» **What you will do**
Your task is to repeat all of the data exactly while excluding the pictures.

» **Input**
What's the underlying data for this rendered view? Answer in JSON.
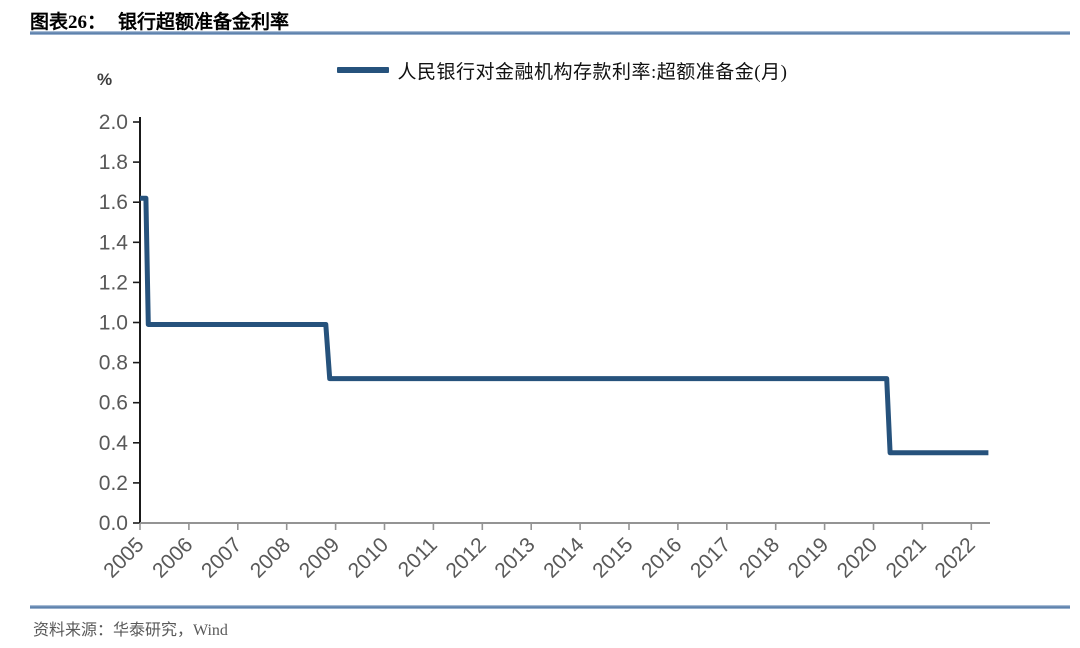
{
  "header": {
    "label": "图表26：",
    "title": "银行超额准备金利率"
  },
  "footer": {
    "source": "资料来源：华泰研究，Wind"
  },
  "colors": {
    "series_line": "#26527C",
    "y_axis": "#1a1a1a",
    "x_axis": "#949494",
    "tick_label": "#595959",
    "separator_blue": "#5e82ad"
  },
  "chart_data": {
    "type": "line",
    "subtype": "step",
    "title": "银行超额准备金利率",
    "ylabel": "%",
    "xlabel": "",
    "grid": false,
    "legend_position": "top-center",
    "ylim": [
      0.0,
      2.0
    ],
    "xlim": [
      2005.0,
      2022.4
    ],
    "y_ticks": [
      2.0,
      1.8,
      1.6,
      1.4,
      1.2,
      1.0,
      0.8,
      0.6,
      0.4,
      0.2,
      0.0
    ],
    "x_ticks": [
      2005,
      2006,
      2007,
      2008,
      2009,
      2010,
      2011,
      2012,
      2013,
      2014,
      2015,
      2016,
      2017,
      2018,
      2019,
      2020,
      2021,
      2022
    ],
    "series": [
      {
        "name": "人民银行对金融机构存款利率:超额准备金(月)",
        "color": "#26527C",
        "points": [
          [
            2005.0,
            1.62
          ],
          [
            2005.12,
            1.62
          ],
          [
            2005.17,
            0.99
          ],
          [
            2008.8,
            0.99
          ],
          [
            2008.88,
            0.72
          ],
          [
            2020.27,
            0.72
          ],
          [
            2020.34,
            0.35
          ],
          [
            2022.35,
            0.35
          ]
        ]
      }
    ],
    "rate_steps_pct": [
      1.62,
      0.99,
      0.72,
      0.35
    ]
  }
}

» **Task response**
What's the underlying data for this rendered view? Answer in JSON.
{
  "header": {
    "label": "图表26：",
    "title": "银行超额准备金利率"
  },
  "footer": {
    "source": "资料来源：华泰研究，Wind"
  },
  "colors": {
    "series_line": "#26527C",
    "y_axis": "#1a1a1a",
    "x_axis": "#949494",
    "tick_label": "#595959",
    "separator_blue": "#5e82ad"
  },
  "chart_data": {
    "type": "line",
    "subtype": "step",
    "title": "银行超额准备金利率",
    "ylabel": "%",
    "xlabel": "",
    "grid": false,
    "legend_position": "top-center",
    "ylim": [
      0.0,
      2.0
    ],
    "xlim": [
      2005.0,
      2022.4
    ],
    "y_ticks": [
      2.0,
      1.8,
      1.6,
      1.4,
      1.2,
      1.0,
      0.8,
      0.6,
      0.4,
      0.2,
      0.0
    ],
    "x_ticks": [
      2005,
      2006,
      2007,
      2008,
      2009,
      2010,
      2011,
      2012,
      2013,
      2014,
      2015,
      2016,
      2017,
      2018,
      2019,
      2020,
      2021,
      2022
    ],
    "series": [
      {
        "name": "人民银行对金融机构存款利率:超额准备金(月)",
        "color": "#26527C",
        "points": [
          [
            2005.0,
            1.62
          ],
          [
            2005.12,
            1.62
          ],
          [
            2005.17,
            0.99
          ],
          [
            2008.8,
            0.99
          ],
          [
            2008.88,
            0.72
          ],
          [
            2020.27,
            0.72
          ],
          [
            2020.34,
            0.35
          ],
          [
            2022.35,
            0.35
          ]
        ]
      }
    ],
    "rate_steps_pct": [
      1.62,
      0.99,
      0.72,
      0.35
    ]
  }
}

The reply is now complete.